- [What to do]
Copy all entries without alteration and skip the pictures they hold.

- [Items]
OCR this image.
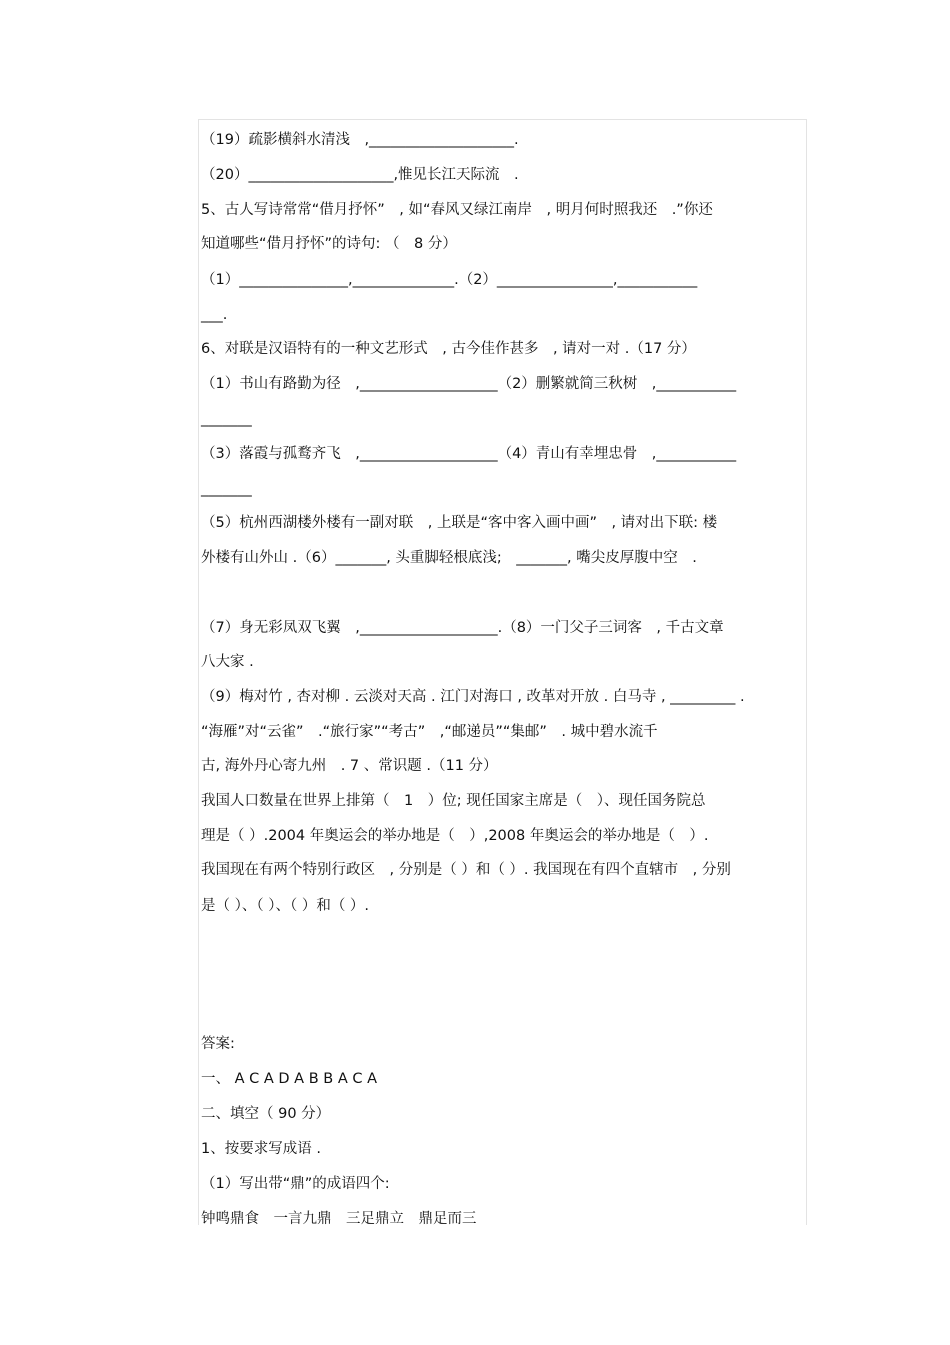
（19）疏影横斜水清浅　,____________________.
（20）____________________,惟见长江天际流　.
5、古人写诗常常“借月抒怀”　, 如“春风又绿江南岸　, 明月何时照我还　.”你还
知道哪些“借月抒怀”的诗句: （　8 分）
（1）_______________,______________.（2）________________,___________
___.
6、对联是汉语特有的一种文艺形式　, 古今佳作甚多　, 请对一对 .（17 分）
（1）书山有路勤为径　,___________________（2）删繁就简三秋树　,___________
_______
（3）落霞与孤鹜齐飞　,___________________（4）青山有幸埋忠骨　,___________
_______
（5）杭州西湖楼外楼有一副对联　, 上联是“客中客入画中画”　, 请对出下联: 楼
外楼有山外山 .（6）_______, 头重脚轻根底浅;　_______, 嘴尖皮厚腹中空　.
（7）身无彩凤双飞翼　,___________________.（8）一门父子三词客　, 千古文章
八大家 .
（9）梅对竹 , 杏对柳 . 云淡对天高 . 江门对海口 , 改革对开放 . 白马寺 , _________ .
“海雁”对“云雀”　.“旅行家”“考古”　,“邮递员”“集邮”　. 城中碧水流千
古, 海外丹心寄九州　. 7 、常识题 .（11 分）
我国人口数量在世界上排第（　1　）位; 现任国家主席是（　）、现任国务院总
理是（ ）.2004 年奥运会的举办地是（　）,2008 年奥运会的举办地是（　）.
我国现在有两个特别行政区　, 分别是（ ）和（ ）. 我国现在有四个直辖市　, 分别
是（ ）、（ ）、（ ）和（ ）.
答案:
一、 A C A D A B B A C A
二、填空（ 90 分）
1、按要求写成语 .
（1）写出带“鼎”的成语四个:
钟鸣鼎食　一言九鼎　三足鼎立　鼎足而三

- [Answer to the problem]
OCR this image.
（19）疏影横斜水清浅　,____________________.
（20）____________________,惟见长江天际流　.
5、古人写诗常常“借月抒怀”　, 如“春风又绿江南岸　, 明月何时照我还　.”你还
知道哪些“借月抒怀”的诗句: （　8 分）
（1）_______________,______________.（2）________________,___________
___.
6、对联是汉语特有的一种文艺形式　, 古今佳作甚多　, 请对一对 .（17 分）
（1）书山有路勤为径　,___________________（2）删繁就简三秋树　,___________
_______
（3）落霞与孤鹜齐飞　,___________________（4）青山有幸埋忠骨　,___________
_______
（5）杭州西湖楼外楼有一副对联　, 上联是“客中客入画中画”　, 请对出下联: 楼
外楼有山外山 .（6）_______, 头重脚轻根底浅;　_______, 嘴尖皮厚腹中空　.
（7）身无彩凤双飞翼　,___________________.（8）一门父子三词客　, 千古文章
八大家 .
（9）梅对竹 , 杏对柳 . 云淡对天高 . 江门对海口 , 改革对开放 . 白马寺 , _________ .
“海雁”对“云雀”　.“旅行家”“考古”　,“邮递员”“集邮”　. 城中碧水流千
古, 海外丹心寄九州　. 7 、常识题 .（11 分）
我国人口数量在世界上排第（　1　）位; 现任国家主席是（　）、现任国务院总
理是（ ）.2004 年奥运会的举办地是（　）,2008 年奥运会的举办地是（　）.
我国现在有两个特别行政区　, 分别是（ ）和（ ）. 我国现在有四个直辖市　, 分别
是（ ）、（ ）、（ ）和（ ）.
答案:
一、 A C A D A B B A C A
二、填空（ 90 分）
1、按要求写成语 .
（1）写出带“鼎”的成语四个:
钟鸣鼎食　一言九鼎　三足鼎立　鼎足而三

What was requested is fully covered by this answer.